Dataset items:
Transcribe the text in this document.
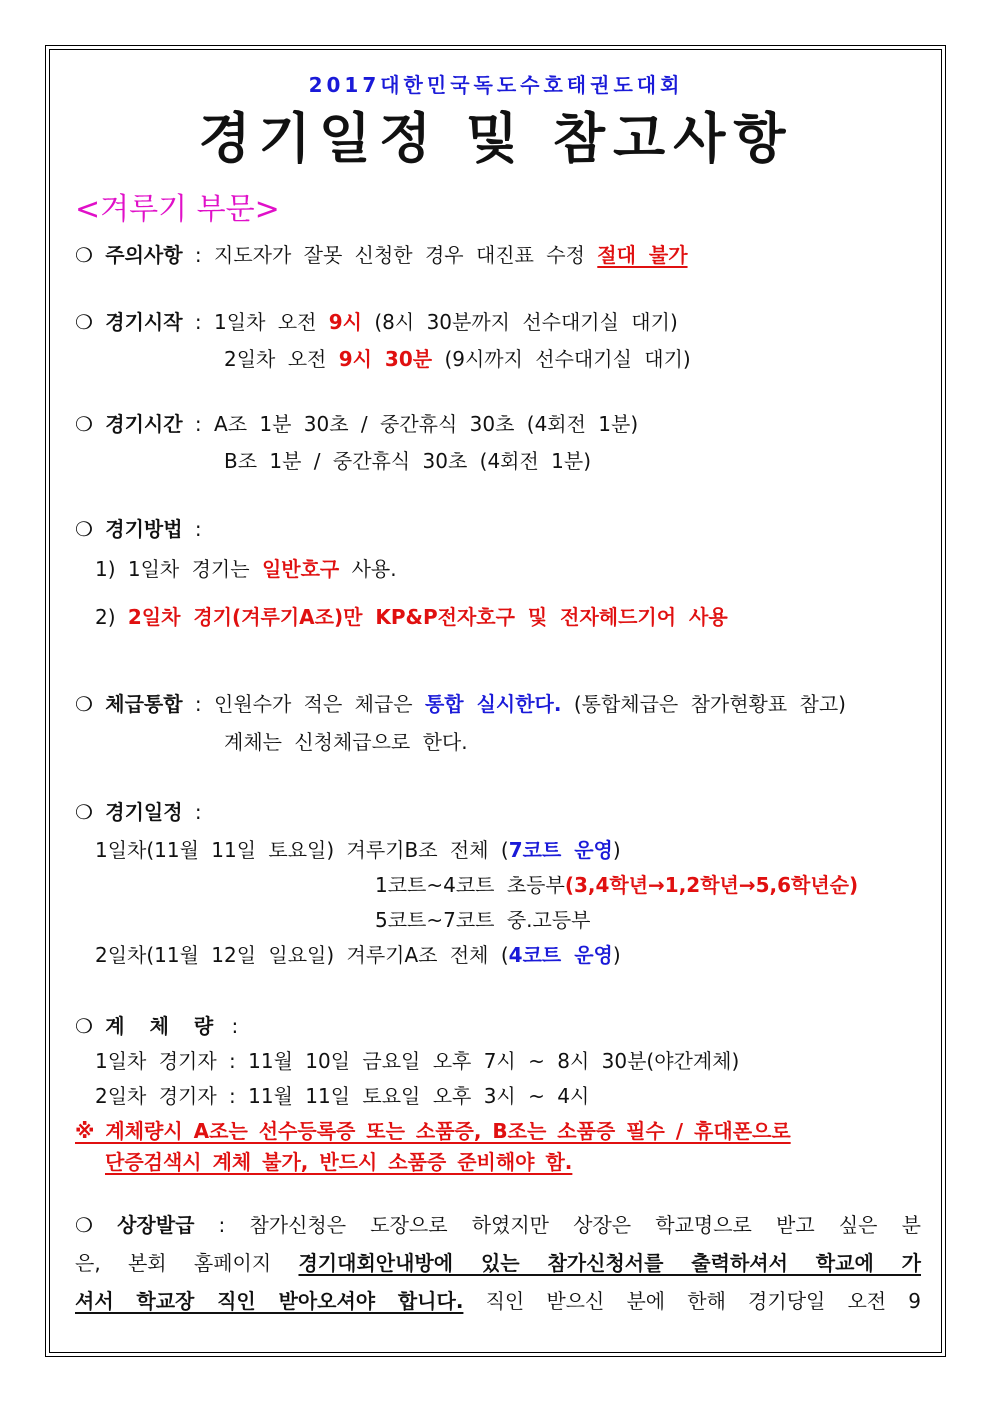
2017대한민국독도수호태권도대회
경기일정 및 참고사항
<겨루기 부문>
❍ 주의사항 : 지도자가 잘못 신청한 경우 대진표 수정 절대 불가
❍ 경기시작 : 1일차 오전 9시 (8시 30분까지 선수대기실 대기)
2일차 오전 9시 30분 (9시까지 선수대기실 대기)
❍ 경기시간 : A조 1분 30초 / 중간휴식 30초 (4회전 1분)
B조 1분 / 중간휴식 30초 (4회전 1분)
❍ 경기방법 :
1) 1일차 경기는 일반호구 사용.
2) 2일차 경기(겨루기A조)만 KP&P전자호구 및 전자헤드기어 사용
❍ 체급통합 : 인원수가 적은 체급은 통합 실시한다. (통합체급은 참가현황표 참고)
계체는 신청체급으로 한다.
❍ 경기일정 :
1일차(11월 11일 토요일) 겨루기B조 전체 (7코트 운영)
1코트~4코트 초등부(3,4학년→1,2학년→5,6학년순)
5코트~7코트 중.고등부
2일차(11월 12일 일요일) 겨루기A조 전체 (4코트 운영)
❍ 계 체 량 :
1일차 경기자 : 11월 10일 금요일 오후 7시 ~ 8시 30분(야간계체)
2일차 경기자 : 11월 11일 토요일 오후 3시 ~ 4시
※ 계체량시 A조는 선수등록증 또는 소품증, B조는 소품증 필수 / 휴대폰으로
단증검색시 계체 불가, 반드시 소품증 준비해야 함.
❍ 상장발급 : 참가신청은 도장으로 하였지만 상장은 학교명으로 받고 싶은 분
은, 본회 홈페이지 경기대회안내방에 있는 참가신청서를 출력하셔서 학교에 가
셔서 학교장 직인 받아오셔야 합니다. 직인 받으신 분에 한해 경기당일 오전 9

### Exercise aim
In your copy of the listing above, reproduce each line exactly and omit all pictures.

### Answer
Transcribe the text in this document.
2017대한민국독도수호태권도대회
경기일정 및 참고사항
<겨루기 부문>
❍ 주의사항 : 지도자가 잘못 신청한 경우 대진표 수정 절대 불가
❍ 경기시작 : 1일차 오전 9시 (8시 30분까지 선수대기실 대기)
2일차 오전 9시 30분 (9시까지 선수대기실 대기)
❍ 경기시간 : A조 1분 30초 / 중간휴식 30초 (4회전 1분)
B조 1분 / 중간휴식 30초 (4회전 1분)
❍ 경기방법 :
1) 1일차 경기는 일반호구 사용.
2) 2일차 경기(겨루기A조)만 KP&P전자호구 및 전자헤드기어 사용
❍ 체급통합 : 인원수가 적은 체급은 통합 실시한다. (통합체급은 참가현황표 참고)
계체는 신청체급으로 한다.
❍ 경기일정 :
1일차(11월 11일 토요일) 겨루기B조 전체 (7코트 운영)
1코트~4코트 초등부(3,4학년→1,2학년→5,6학년순)
5코트~7코트 중.고등부
2일차(11월 12일 일요일) 겨루기A조 전체 (4코트 운영)
❍ 계 체 량 :
1일차 경기자 : 11월 10일 금요일 오후 7시 ~ 8시 30분(야간계체)
2일차 경기자 : 11월 11일 토요일 오후 3시 ~ 4시
※ 계체량시 A조는 선수등록증 또는 소품증, B조는 소품증 필수 / 휴대폰으로
단증검색시 계체 불가, 반드시 소품증 준비해야 함.
❍ 상장발급 : 참가신청은 도장으로 하였지만 상장은 학교명으로 받고 싶은 분
은, 본회 홈페이지 경기대회안내방에 있는 참가신청서를 출력하셔서 학교에 가
셔서 학교장 직인 받아오셔야 합니다. 직인 받으신 분에 한해 경기당일 오전 9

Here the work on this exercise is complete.